What the task requires: Can you repeat the lines below word for word, from the line containing "- column-header-s[interactable]: S: [784, 150, 827, 163]" through the line containing "- horizontal-scroll-thumb[interactable]: [792, 659, 1240, 665]", with both of those lines included?
====== Records
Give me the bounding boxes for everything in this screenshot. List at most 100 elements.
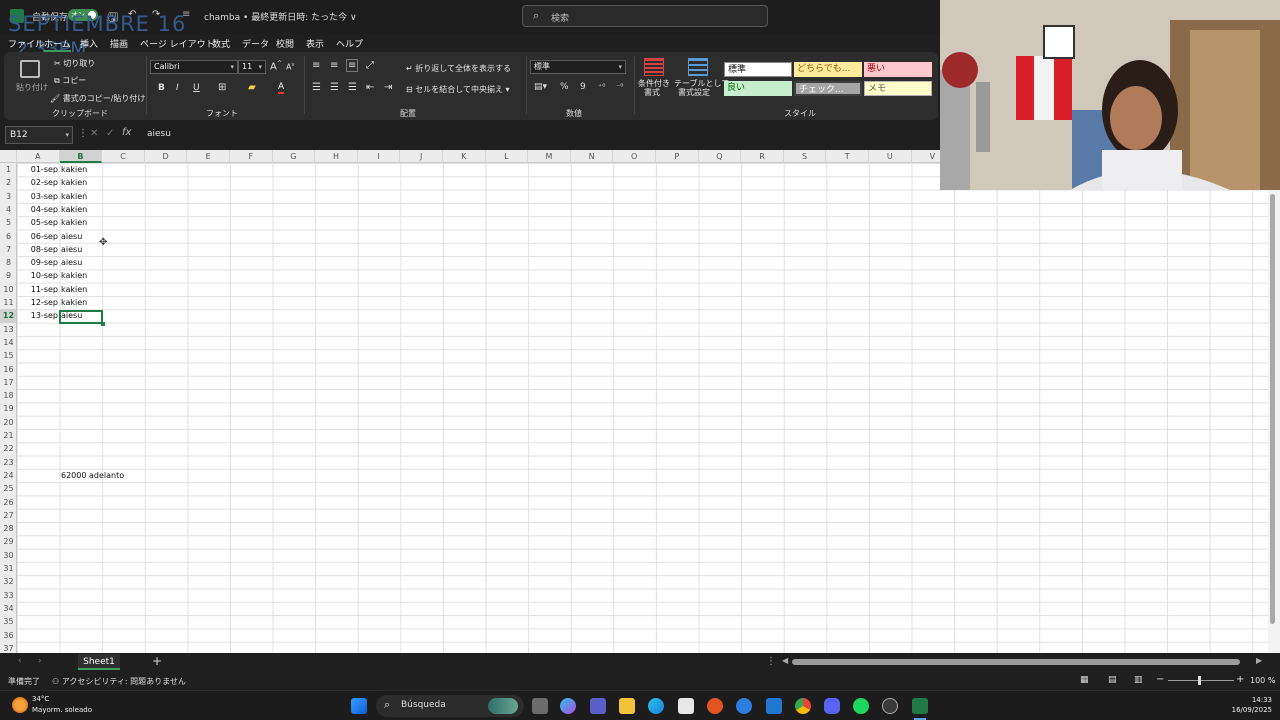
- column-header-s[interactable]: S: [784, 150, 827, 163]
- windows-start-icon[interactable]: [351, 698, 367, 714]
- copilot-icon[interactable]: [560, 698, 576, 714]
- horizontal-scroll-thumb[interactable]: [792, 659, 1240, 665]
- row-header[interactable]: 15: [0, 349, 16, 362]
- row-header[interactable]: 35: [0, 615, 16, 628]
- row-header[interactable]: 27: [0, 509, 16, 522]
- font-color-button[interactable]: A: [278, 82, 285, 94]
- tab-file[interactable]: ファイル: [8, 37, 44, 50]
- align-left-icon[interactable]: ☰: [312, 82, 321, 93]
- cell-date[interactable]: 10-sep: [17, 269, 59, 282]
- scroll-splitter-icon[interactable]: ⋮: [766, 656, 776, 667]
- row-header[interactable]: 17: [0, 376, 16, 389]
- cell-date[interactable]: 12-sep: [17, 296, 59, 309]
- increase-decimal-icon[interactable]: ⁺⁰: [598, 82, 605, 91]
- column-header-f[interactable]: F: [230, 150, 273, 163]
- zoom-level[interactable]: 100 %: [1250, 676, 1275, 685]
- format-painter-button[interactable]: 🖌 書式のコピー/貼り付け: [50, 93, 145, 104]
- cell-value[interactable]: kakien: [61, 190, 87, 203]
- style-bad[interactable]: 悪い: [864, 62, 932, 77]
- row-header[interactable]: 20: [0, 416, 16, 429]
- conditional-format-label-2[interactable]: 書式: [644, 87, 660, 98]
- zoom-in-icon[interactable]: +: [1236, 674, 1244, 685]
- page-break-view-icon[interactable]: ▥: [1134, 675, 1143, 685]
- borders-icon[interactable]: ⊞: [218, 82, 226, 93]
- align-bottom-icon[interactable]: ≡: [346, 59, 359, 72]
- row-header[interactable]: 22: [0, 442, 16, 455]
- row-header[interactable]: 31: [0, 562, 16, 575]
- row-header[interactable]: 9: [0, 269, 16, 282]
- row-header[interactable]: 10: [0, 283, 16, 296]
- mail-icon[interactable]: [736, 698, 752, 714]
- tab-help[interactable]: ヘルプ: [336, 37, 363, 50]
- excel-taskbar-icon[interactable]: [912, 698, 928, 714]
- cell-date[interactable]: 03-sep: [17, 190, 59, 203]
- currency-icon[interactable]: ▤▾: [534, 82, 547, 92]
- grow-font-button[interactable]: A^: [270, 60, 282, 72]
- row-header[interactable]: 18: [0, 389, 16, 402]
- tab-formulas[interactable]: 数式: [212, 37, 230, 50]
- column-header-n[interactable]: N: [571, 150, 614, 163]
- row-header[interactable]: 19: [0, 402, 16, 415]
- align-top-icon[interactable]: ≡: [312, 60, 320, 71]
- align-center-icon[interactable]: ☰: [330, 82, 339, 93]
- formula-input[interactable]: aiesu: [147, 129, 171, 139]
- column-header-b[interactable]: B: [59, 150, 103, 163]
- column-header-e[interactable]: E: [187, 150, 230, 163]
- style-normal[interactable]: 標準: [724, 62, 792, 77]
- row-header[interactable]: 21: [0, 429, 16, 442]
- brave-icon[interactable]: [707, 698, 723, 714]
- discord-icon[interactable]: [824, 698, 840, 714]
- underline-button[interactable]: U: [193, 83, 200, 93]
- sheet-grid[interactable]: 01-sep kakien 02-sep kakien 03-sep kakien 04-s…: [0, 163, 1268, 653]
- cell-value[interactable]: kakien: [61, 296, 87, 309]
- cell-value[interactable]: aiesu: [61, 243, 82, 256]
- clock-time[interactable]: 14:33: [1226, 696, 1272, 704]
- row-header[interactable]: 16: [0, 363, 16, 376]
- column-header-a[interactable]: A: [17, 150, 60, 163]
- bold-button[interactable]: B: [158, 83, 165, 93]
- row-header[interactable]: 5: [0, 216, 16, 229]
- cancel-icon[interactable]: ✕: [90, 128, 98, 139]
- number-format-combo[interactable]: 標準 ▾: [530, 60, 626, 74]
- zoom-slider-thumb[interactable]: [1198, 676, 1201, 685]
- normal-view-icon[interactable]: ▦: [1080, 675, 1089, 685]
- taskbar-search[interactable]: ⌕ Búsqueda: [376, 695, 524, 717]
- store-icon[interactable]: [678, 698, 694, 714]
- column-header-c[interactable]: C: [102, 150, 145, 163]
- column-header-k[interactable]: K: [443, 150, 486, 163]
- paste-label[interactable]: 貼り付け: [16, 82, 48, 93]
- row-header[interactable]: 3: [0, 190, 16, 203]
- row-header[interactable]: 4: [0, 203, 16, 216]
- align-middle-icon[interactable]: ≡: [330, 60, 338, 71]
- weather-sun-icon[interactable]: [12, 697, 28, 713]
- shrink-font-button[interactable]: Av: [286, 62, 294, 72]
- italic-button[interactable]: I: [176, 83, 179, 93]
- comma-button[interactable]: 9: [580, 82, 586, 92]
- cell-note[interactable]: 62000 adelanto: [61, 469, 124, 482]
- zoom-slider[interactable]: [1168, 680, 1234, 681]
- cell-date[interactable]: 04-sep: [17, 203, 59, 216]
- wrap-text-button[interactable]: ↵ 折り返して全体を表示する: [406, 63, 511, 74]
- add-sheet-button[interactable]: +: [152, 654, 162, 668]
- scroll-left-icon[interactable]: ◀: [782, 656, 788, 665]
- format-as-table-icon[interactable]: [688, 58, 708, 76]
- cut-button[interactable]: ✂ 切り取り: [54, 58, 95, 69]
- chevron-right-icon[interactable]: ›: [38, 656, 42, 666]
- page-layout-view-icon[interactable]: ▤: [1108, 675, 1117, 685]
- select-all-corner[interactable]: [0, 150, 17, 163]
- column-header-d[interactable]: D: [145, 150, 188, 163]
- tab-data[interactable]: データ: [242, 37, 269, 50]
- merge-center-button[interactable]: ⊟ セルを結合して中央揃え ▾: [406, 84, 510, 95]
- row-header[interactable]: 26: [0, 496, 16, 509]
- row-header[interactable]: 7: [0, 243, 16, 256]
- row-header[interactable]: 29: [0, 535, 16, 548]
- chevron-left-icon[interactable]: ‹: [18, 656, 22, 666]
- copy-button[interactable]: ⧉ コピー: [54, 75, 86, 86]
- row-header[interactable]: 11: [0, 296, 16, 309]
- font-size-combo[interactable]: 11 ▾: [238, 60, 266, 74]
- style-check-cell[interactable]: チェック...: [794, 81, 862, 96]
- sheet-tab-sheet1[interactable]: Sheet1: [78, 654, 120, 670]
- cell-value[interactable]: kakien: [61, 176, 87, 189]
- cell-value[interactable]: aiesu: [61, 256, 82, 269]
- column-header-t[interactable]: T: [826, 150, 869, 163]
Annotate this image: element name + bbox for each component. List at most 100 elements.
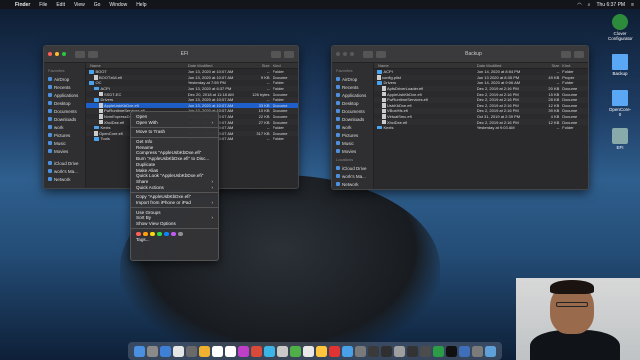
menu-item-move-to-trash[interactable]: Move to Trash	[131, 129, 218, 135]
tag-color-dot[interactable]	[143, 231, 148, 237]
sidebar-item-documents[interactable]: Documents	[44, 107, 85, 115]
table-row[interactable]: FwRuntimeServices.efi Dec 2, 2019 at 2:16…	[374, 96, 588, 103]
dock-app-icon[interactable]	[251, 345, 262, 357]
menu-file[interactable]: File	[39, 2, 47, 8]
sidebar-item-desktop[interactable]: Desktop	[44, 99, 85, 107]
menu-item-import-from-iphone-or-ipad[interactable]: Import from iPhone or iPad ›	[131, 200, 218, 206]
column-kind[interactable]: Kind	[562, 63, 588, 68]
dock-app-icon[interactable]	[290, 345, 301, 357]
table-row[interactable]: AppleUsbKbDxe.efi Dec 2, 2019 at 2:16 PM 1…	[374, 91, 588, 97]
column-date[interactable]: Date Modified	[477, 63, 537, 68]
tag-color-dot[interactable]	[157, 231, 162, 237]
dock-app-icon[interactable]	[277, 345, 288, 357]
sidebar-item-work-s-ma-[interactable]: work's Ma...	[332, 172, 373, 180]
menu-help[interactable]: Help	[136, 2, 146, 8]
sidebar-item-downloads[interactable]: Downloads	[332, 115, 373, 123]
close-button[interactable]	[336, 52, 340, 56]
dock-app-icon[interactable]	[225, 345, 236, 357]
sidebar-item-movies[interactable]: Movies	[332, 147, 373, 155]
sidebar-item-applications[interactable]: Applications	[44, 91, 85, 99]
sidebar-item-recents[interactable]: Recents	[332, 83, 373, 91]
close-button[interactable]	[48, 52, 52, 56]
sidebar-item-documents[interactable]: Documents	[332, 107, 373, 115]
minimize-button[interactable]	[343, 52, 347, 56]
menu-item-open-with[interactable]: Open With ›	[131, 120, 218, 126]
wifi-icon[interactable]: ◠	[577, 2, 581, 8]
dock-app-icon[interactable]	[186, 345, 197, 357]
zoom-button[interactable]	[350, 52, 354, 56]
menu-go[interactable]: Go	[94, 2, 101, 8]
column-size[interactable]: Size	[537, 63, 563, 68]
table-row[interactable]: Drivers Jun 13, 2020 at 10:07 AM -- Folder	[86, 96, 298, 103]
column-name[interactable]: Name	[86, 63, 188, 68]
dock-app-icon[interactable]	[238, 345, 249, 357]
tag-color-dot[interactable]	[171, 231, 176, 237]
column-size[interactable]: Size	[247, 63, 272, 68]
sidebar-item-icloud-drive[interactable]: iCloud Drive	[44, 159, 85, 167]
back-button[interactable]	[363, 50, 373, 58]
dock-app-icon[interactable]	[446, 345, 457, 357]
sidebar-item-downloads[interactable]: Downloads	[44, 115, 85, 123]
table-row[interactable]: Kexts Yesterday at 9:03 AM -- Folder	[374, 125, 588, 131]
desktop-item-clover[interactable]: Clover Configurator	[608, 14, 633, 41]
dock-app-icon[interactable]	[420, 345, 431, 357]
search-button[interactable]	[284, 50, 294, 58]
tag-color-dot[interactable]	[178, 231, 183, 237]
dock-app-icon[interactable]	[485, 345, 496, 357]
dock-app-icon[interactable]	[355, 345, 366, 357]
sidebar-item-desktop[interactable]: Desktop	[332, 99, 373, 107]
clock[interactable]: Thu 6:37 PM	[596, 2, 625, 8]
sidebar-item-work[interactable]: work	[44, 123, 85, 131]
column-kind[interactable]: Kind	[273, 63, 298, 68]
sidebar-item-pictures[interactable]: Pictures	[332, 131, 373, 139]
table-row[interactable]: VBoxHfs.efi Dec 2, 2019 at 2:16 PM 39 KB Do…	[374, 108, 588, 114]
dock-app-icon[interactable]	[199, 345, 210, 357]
============
Written reply:
- column-header-s[interactable]: S: [784, 150, 827, 163]
- windows-start-icon[interactable]: [351, 698, 367, 714]
- copilot-icon[interactable]: [560, 698, 576, 714]
- horizontal-scroll-thumb[interactable]: [792, 659, 1240, 665]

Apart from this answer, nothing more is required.